>> BEGIN TEXT SHOWN
Page MenuHomePhabricator

Storage for mobile-html endpoint
Closed, DuplicatePublic

Description

It seems like the mobile-html endpoint is coming soon, so we need to discuss the storage for it. Judging by the name of it, it will store almost full page content in HTML, which is pretty big. Currently, mobile-sections are the second largest table in Cassandra, so obviously we will not be able to just accommodate the whole thing with the current storage capacity we have, so we will need to be creative.

Some questions:

  1. What's the rollout plan?
  2. Do we even need storage? How quick would the proposed transforms be? What's the performance numbers on it?
  3. How much of the transforms are shared between the current mobile-section endpoints and the new mobile-html endpoint? Is it possible to generate one from another much quicker than from full Parsoid HTML? This one is of the most importance. Given that the clients don't upgrade right away, we're looking into possibly many months/years of supporting both simultaneously, and storing both mobile-sections and mobile-html is prohibitively expensive.
>> END TEXT SHOWN
Revise the mobile-html storage text, beginning at the words "Storage for mobile-html" and stopping after "numbers on it?", with "Cassandra" changed to "the database".
>> BEGIN MATERIAL SUPPLIED
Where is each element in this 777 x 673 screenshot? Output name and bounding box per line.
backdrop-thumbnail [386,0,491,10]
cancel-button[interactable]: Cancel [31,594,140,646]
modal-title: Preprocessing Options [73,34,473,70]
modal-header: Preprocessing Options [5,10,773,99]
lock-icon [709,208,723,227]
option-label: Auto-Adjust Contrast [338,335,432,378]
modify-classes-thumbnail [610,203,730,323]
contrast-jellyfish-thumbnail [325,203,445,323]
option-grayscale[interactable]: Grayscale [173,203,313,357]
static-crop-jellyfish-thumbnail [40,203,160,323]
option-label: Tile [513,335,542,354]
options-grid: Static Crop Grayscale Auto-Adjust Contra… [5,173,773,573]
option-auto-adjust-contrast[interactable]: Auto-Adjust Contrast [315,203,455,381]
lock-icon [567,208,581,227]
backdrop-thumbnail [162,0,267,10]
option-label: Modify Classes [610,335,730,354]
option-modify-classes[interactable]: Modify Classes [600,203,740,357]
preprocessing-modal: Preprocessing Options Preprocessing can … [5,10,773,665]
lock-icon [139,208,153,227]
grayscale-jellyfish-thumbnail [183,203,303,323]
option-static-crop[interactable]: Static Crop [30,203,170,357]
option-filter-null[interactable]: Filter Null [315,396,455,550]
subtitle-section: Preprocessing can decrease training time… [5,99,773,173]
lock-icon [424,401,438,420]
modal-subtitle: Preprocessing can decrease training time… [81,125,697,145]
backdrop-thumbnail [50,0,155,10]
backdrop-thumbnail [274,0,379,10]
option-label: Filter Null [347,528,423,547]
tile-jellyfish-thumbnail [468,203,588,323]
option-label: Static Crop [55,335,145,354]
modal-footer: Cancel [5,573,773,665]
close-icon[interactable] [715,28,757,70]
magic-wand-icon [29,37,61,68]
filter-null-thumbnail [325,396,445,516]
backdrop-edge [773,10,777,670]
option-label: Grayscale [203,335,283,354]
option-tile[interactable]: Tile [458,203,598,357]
>> END MATERIAL SUPPLIED
» **THE RESULT**
Storage for mobile-html endpoint
Closed, DuplicatePublic

Description

It seems like the mobile-html endpoint is coming soon, so we need to discuss the storage for it. Judging by the name of it, it will store almost full page content in HTML, which is pretty big. Currently, mobile-sections are the second largest table in the database, so obviously we will not be able to just accommodate the whole thing with the current storage capacity we have, so we will need to be creative.

Some questions:

  1. What's the rollout plan?
  2. Do we even need storage? How quick would the proposed transforms be? What's the performance numbers on it?